Job ▸
In the entries below, count every line containing "JSON". Reply with the number alone.

Records for the exercise start

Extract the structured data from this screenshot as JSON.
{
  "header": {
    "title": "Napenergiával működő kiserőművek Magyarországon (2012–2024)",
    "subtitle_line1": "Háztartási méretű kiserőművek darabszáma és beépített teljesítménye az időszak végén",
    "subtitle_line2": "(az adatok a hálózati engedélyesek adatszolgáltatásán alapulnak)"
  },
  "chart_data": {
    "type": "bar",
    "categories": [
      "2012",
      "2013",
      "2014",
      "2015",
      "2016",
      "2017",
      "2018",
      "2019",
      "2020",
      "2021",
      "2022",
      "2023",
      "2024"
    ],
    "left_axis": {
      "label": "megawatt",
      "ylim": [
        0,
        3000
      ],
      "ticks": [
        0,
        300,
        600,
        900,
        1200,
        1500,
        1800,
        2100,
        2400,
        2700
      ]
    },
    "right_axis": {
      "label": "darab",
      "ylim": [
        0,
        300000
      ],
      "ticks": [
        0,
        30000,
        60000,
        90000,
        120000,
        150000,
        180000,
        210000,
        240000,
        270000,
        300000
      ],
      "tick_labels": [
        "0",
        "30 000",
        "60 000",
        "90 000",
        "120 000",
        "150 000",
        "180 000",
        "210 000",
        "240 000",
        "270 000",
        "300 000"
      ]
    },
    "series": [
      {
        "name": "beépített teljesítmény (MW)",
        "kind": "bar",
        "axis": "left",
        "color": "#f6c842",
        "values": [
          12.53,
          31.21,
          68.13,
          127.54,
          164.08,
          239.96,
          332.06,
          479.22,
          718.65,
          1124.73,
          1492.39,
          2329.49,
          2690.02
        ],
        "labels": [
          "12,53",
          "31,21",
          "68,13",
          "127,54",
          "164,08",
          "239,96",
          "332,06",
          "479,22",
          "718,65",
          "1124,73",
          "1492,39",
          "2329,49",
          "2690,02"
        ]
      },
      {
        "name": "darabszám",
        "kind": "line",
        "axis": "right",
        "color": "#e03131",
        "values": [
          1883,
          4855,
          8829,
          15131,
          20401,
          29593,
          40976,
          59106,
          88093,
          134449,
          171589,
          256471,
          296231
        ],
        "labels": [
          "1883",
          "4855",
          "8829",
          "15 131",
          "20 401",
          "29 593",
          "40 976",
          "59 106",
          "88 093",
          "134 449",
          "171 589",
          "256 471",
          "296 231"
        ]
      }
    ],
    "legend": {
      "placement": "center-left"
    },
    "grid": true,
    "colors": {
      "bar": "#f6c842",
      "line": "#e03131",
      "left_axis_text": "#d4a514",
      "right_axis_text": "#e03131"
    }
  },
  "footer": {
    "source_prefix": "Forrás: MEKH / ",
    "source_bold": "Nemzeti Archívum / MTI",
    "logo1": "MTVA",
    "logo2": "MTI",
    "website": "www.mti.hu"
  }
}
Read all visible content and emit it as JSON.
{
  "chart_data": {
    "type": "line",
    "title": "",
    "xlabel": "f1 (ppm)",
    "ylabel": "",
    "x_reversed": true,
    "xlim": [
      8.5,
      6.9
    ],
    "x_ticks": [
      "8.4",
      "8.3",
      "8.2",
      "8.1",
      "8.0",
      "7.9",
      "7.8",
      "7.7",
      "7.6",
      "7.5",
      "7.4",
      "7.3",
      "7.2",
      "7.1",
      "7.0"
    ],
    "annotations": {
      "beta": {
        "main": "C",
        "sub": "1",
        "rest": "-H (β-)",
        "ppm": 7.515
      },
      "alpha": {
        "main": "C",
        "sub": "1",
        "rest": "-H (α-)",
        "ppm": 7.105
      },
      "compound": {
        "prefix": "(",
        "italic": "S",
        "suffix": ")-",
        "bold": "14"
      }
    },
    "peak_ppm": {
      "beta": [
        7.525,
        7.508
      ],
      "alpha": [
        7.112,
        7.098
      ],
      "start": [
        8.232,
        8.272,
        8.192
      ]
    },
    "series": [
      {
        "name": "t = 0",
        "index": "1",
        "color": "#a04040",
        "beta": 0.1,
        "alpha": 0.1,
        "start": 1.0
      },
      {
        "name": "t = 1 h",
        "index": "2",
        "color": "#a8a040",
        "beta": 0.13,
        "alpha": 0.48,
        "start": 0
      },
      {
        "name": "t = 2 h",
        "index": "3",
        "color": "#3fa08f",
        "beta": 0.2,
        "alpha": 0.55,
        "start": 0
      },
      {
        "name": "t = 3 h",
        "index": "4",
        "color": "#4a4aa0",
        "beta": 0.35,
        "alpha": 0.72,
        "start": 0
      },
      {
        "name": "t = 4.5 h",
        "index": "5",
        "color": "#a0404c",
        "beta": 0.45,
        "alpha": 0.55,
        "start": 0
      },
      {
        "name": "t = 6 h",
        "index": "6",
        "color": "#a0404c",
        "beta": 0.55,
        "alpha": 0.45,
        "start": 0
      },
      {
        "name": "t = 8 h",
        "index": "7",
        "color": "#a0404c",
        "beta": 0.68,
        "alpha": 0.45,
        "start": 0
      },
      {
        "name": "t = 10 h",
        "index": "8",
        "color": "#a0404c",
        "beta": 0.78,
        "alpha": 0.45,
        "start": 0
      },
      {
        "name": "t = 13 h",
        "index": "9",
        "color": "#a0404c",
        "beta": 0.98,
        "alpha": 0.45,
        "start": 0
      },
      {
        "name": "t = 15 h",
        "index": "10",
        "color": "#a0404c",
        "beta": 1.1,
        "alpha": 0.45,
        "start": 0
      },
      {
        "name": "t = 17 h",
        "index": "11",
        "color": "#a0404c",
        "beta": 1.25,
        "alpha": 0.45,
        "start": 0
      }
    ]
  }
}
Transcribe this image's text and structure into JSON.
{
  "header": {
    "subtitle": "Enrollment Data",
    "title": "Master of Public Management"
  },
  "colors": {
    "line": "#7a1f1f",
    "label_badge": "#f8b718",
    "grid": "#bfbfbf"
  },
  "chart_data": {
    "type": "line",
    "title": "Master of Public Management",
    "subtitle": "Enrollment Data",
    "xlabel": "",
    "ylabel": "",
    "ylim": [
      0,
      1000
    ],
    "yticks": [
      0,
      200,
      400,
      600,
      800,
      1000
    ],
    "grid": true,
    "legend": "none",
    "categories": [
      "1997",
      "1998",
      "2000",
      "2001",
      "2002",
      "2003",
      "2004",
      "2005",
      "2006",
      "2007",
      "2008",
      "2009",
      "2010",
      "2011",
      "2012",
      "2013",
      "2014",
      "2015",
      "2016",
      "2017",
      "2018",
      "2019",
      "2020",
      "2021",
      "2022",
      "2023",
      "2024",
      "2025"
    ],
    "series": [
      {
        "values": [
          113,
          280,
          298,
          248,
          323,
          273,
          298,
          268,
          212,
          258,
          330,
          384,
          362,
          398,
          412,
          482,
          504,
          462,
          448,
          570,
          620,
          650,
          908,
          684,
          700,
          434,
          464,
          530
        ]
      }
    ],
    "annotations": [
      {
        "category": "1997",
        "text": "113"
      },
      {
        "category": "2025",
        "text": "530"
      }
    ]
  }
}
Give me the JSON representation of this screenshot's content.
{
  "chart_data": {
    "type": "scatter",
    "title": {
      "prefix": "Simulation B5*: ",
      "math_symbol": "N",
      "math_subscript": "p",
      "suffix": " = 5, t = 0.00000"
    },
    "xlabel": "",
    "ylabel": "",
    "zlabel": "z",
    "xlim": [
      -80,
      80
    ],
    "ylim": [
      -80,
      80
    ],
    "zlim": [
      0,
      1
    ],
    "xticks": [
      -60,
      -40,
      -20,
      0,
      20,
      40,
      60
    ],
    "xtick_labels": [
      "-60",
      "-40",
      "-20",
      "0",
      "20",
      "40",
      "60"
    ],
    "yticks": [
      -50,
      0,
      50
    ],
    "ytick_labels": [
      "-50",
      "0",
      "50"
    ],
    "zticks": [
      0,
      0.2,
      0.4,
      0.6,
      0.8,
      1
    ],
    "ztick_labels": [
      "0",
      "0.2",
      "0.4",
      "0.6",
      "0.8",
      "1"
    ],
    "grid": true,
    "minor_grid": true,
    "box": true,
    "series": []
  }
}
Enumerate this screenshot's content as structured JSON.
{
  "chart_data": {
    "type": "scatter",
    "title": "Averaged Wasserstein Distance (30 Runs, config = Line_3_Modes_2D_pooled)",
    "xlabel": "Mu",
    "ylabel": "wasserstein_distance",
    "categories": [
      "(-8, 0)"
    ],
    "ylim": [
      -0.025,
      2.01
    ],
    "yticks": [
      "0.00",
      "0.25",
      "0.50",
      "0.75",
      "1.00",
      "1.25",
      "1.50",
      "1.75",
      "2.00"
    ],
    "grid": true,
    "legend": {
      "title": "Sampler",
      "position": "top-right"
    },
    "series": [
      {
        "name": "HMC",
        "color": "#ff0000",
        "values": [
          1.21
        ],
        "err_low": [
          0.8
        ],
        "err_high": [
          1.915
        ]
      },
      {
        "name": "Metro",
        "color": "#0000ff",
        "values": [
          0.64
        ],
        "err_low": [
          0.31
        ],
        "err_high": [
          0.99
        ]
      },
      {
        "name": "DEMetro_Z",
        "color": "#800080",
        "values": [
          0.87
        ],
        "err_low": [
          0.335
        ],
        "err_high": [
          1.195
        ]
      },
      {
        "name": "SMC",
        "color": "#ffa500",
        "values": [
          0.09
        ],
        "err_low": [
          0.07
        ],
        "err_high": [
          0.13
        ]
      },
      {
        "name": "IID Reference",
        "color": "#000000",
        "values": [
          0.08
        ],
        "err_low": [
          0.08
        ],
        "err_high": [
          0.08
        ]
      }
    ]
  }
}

Records for the exercise end

Problem solution ▸
5